**Excerpt**
Building a Server Log Analysis Application
Overview
NOTICE
As of January 31, 2021, this tutorial references legacy products that no longer represent Cloudera’s current product offerings.
Please visit recommended tutorials:
- How to Create a CDP Private Cloud Base Development Cluster
- All Cloudera Data Platform (CDP) related tutorials
Introduction
For this portion of the project as a Data Engineer, you have the following responsibilities for setting up the development environment: make sure both HDP and HDF CentOS7 can resolve domain names, on HDF download the GeoLite2 Database File, on HDF download NASA Logs, on HDF cleanup the NiFi canvas in case any pre-existing flows still are there from an old project and on HDP make sure Spark's maintenance mode is turned off. After we complete those items, we will be ready to start building the data pipeline.
Prerequisites
- Enabled CDA for your appropriate system.
Outline
- Verify Prerequisites Have Been Covered
- Overview of Shell Code Used in Both Approaches
- Approach 1: Manually Setup Development Environment
- Approach 2: Auto Setup Development Environment
- Summary
- Further Reading
Verify Prerequisites Have Been Covered
Map sandbox IP to desired hostname in hosts file
- If you need help mapping Sandbox IP to hostname, reference Environment Setup -> Map Sandbox IP To Your Desired Hostname In The Hosts File in Learning the Ropes of HDP Sandbox
Setup Ambari admin password for "HDF" and "HDP"

**Raw records**
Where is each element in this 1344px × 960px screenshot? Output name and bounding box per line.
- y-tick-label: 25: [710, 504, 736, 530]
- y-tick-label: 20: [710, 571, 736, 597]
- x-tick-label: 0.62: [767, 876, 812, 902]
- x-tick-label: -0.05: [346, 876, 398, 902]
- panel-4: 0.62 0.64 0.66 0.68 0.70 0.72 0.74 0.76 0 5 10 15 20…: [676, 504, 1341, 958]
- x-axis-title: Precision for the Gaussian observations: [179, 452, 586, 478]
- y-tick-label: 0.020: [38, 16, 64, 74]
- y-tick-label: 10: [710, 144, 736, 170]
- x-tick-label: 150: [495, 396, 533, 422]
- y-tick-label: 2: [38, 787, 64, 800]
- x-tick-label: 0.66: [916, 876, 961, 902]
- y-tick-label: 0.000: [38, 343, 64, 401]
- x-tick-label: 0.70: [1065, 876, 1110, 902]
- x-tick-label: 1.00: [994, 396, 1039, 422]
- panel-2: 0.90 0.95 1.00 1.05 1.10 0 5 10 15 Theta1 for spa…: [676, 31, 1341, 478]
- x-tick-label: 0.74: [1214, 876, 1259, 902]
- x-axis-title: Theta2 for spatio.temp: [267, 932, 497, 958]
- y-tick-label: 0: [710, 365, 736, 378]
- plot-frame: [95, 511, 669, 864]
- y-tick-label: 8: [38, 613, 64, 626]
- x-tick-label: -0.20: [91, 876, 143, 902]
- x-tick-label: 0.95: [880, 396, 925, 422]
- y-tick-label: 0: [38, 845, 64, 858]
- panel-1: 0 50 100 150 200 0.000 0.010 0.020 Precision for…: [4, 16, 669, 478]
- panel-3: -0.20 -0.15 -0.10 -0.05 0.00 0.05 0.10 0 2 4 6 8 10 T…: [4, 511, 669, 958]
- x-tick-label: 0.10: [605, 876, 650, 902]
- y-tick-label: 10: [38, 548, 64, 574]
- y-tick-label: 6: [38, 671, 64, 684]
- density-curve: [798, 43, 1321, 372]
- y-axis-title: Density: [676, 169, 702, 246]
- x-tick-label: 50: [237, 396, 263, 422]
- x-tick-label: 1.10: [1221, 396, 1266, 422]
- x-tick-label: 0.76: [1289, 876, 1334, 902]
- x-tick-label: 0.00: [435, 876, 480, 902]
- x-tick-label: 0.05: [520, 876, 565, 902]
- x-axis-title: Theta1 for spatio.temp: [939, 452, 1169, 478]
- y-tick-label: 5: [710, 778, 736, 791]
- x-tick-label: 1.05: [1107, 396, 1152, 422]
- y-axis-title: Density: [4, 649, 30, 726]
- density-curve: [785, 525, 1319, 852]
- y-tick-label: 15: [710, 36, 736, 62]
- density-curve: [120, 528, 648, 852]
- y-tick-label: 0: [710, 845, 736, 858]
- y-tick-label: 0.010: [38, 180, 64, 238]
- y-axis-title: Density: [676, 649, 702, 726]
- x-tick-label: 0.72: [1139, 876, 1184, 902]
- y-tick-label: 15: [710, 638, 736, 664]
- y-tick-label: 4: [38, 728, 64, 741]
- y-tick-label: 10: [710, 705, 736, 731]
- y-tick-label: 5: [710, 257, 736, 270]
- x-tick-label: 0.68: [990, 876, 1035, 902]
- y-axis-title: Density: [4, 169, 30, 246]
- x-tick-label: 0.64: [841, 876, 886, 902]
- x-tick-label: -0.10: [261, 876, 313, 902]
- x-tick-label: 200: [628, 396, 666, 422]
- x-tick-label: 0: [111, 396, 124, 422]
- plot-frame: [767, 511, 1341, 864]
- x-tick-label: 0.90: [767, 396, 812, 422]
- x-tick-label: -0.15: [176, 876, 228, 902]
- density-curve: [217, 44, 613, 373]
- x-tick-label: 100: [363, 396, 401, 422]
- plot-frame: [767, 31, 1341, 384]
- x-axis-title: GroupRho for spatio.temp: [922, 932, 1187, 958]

**What you should do**
From the server log analysis tutorial above, extract the passage that begins at the words "Please visit recommended" and ends after the words "the data pipeline.", keeping it unchanged.

**Answer**
Please visit recommended tutorials:
- How to Create a CDP Private Cloud Base Development Cluster
- All Cloudera Data Platform (CDP) related tutorials
Introduction
For this portion of the project as a Data Engineer, you have the following responsibilities for setting up the development environment: make sure both HDP and HDF CentOS7 can resolve domain names, on HDF download the GeoLite2 Database File, on HDF download NASA Logs, on HDF cleanup the NiFi canvas in case any pre-existing flows still are there from an old project and on HDP make sure Spark's maintenance mode is turned off. After we complete those items, we will be ready to start building the data pipeline.